++++ Dataset rows

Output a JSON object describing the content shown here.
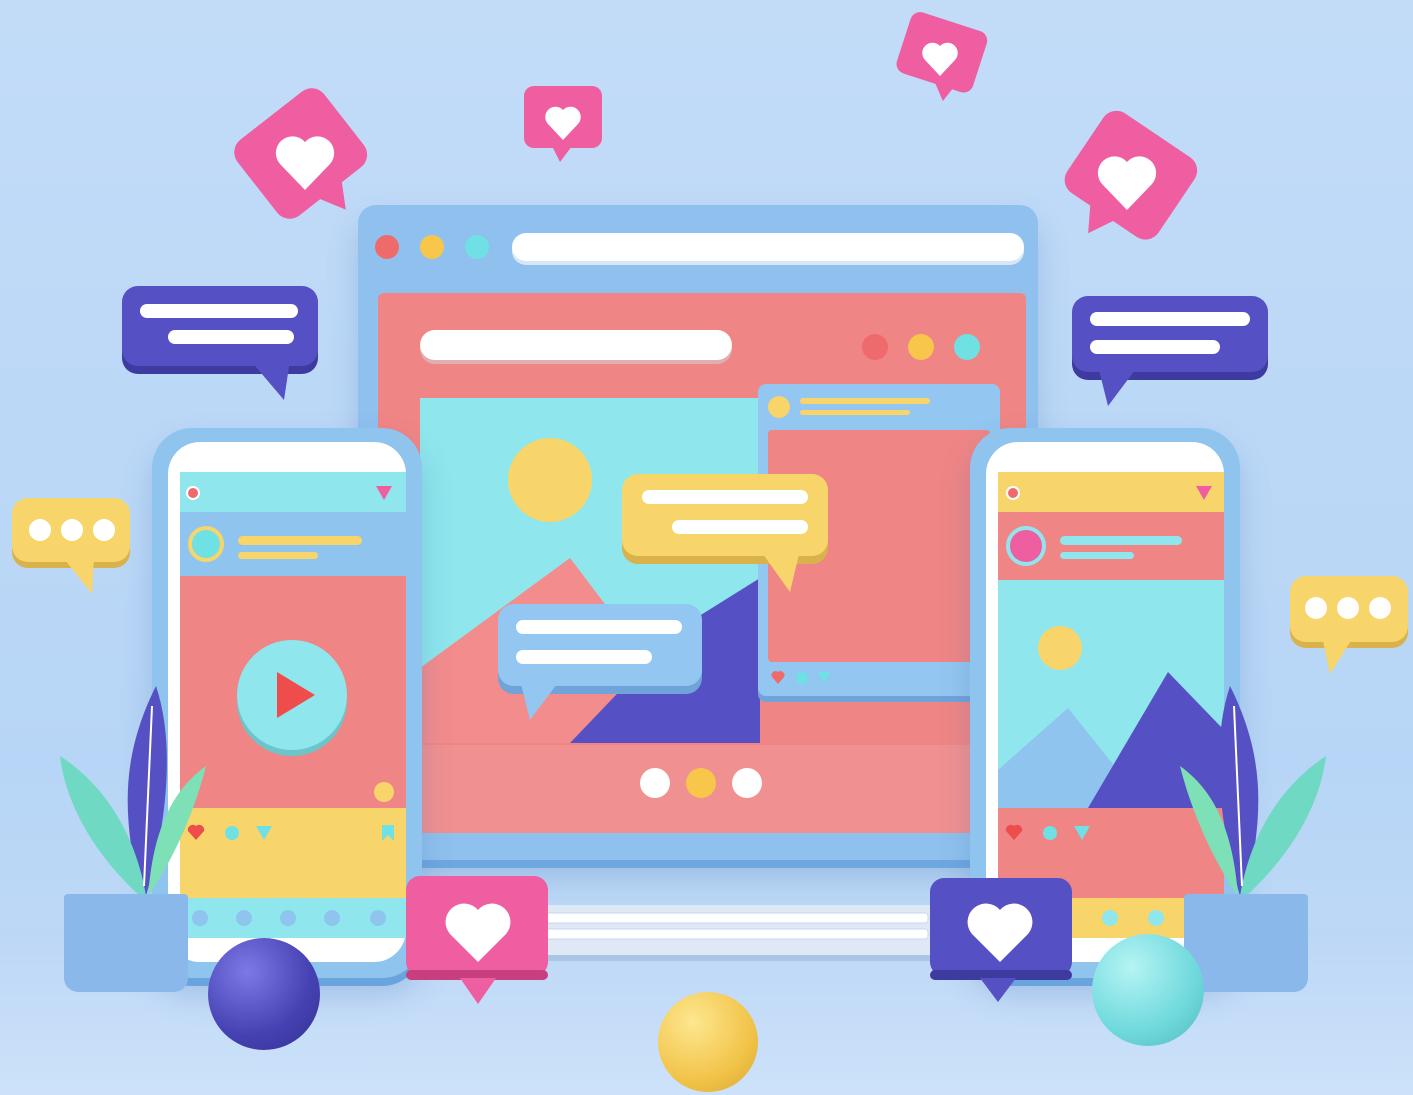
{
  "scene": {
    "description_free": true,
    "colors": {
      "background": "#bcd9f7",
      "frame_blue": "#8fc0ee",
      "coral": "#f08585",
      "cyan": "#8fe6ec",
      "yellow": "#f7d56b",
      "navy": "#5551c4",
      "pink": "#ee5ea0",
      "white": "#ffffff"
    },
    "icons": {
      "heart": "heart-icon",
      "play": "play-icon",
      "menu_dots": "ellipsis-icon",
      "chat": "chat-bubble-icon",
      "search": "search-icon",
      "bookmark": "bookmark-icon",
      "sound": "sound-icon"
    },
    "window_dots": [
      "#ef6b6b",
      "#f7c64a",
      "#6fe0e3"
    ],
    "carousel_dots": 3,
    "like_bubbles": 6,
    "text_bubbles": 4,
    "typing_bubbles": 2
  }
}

++++++++

Transcribe the whole listing exactly. Pictures stay out of your copy.

Output a JSON object describing the content shown here.
{
  "scene": {
    "description_free": true,
    "colors": {
      "background": "#bcd9f7",
      "frame_blue": "#8fc0ee",
      "coral": "#f08585",
      "cyan": "#8fe6ec",
      "yellow": "#f7d56b",
      "navy": "#5551c4",
      "pink": "#ee5ea0",
      "white": "#ffffff"
    },
    "icons": {
      "heart": "heart-icon",
      "play": "play-icon",
      "menu_dots": "ellipsis-icon",
      "chat": "chat-bubble-icon",
      "search": "search-icon",
      "bookmark": "bookmark-icon",
      "sound": "sound-icon"
    },
    "window_dots": [
      "#ef6b6b",
      "#f7c64a",
      "#6fe0e3"
    ],
    "carousel_dots": 3,
    "like_bubbles": 6,
    "text_bubbles": 4,
    "typing_bubbles": 2
  }
}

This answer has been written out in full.